■ **INFORMATION SHOWN**:
+++
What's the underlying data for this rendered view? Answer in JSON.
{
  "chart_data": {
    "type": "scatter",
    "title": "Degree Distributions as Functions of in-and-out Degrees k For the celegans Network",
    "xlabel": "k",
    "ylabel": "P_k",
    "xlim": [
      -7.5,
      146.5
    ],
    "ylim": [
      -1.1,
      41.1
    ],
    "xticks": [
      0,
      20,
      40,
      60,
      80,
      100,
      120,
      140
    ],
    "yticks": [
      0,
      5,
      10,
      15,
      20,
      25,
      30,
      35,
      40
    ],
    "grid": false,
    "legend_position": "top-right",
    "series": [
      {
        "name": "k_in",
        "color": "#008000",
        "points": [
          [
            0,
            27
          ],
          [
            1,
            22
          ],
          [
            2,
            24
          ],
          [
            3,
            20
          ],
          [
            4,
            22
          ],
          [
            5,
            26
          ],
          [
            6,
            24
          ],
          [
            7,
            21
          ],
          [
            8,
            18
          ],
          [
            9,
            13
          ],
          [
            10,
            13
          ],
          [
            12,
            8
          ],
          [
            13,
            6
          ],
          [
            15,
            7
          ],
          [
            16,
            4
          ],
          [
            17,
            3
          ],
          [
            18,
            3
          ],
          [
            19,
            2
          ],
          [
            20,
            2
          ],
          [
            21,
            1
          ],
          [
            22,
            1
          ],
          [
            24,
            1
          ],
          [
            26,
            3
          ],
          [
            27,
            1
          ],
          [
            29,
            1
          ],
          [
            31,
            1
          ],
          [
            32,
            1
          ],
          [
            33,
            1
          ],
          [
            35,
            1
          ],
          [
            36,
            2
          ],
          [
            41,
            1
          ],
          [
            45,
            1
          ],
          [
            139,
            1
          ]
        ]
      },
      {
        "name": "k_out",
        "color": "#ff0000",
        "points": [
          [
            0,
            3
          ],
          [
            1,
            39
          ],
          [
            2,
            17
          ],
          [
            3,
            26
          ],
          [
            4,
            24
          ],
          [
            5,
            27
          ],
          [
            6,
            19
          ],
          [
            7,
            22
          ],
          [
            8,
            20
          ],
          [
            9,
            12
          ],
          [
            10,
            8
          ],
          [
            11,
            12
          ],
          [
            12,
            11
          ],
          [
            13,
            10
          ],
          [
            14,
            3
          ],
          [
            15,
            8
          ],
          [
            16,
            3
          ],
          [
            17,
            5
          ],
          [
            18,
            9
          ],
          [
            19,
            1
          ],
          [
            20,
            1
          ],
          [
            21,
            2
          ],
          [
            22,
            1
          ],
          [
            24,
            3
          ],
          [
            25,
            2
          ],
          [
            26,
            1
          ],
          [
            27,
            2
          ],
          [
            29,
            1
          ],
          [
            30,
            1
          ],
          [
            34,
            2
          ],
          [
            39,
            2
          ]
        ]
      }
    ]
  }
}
+++
Repeat every entry exactly, please.

What's the underlying data for this rendered view? Answer in JSON.
{
  "chart_data": {
    "type": "scatter",
    "title": "Degree Distributions as Functions of in-and-out Degrees k For the celegans Network",
    "xlabel": "k",
    "ylabel": "P_k",
    "xlim": [
      -7.5,
      146.5
    ],
    "ylim": [
      -1.1,
      41.1
    ],
    "xticks": [
      0,
      20,
      40,
      60,
      80,
      100,
      120,
      140
    ],
    "yticks": [
      0,
      5,
      10,
      15,
      20,
      25,
      30,
      35,
      40
    ],
    "grid": false,
    "legend_position": "top-right",
    "series": [
      {
        "name": "k_in",
        "color": "#008000",
        "points": [
          [
            0,
            27
          ],
          [
            1,
            22
          ],
          [
            2,
            24
          ],
          [
            3,
            20
          ],
          [
            4,
            22
          ],
          [
            5,
            26
          ],
          [
            6,
            24
          ],
          [
            7,
            21
          ],
          [
            8,
            18
          ],
          [
            9,
            13
          ],
          [
            10,
            13
          ],
          [
            12,
            8
          ],
          [
            13,
            6
          ],
          [
            15,
            7
          ],
          [
            16,
            4
          ],
          [
            17,
            3
          ],
          [
            18,
            3
          ],
          [
            19,
            2
          ],
          [
            20,
            2
          ],
          [
            21,
            1
          ],
          [
            22,
            1
          ],
          [
            24,
            1
          ],
          [
            26,
            3
          ],
          [
            27,
            1
          ],
          [
            29,
            1
          ],
          [
            31,
            1
          ],
          [
            32,
            1
          ],
          [
            33,
            1
          ],
          [
            35,
            1
          ],
          [
            36,
            2
          ],
          [
            41,
            1
          ],
          [
            45,
            1
          ],
          [
            139,
            1
          ]
        ]
      },
      {
        "name": "k_out",
        "color": "#ff0000",
        "points": [
          [
            0,
            3
          ],
          [
            1,
            39
          ],
          [
            2,
            17
          ],
          [
            3,
            26
          ],
          [
            4,
            24
          ],
          [
            5,
            27
          ],
          [
            6,
            19
          ],
          [
            7,
            22
          ],
          [
            8,
            20
          ],
          [
            9,
            12
          ],
          [
            10,
            8
          ],
          [
            11,
            12
          ],
          [
            12,
            11
          ],
          [
            13,
            10
          ],
          [
            14,
            3
          ],
          [
            15,
            8
          ],
          [
            16,
            3
          ],
          [
            17,
            5
          ],
          [
            18,
            9
          ],
          [
            19,
            1
          ],
          [
            20,
            1
          ],
          [
            21,
            2
          ],
          [
            22,
            1
          ],
          [
            24,
            3
          ],
          [
            25,
            2
          ],
          [
            26,
            1
          ],
          [
            27,
            2
          ],
          [
            29,
            1
          ],
          [
            30,
            1
          ],
          [
            34,
            2
          ],
          [
            39,
            2
          ]
        ]
      }
    ]
  }
}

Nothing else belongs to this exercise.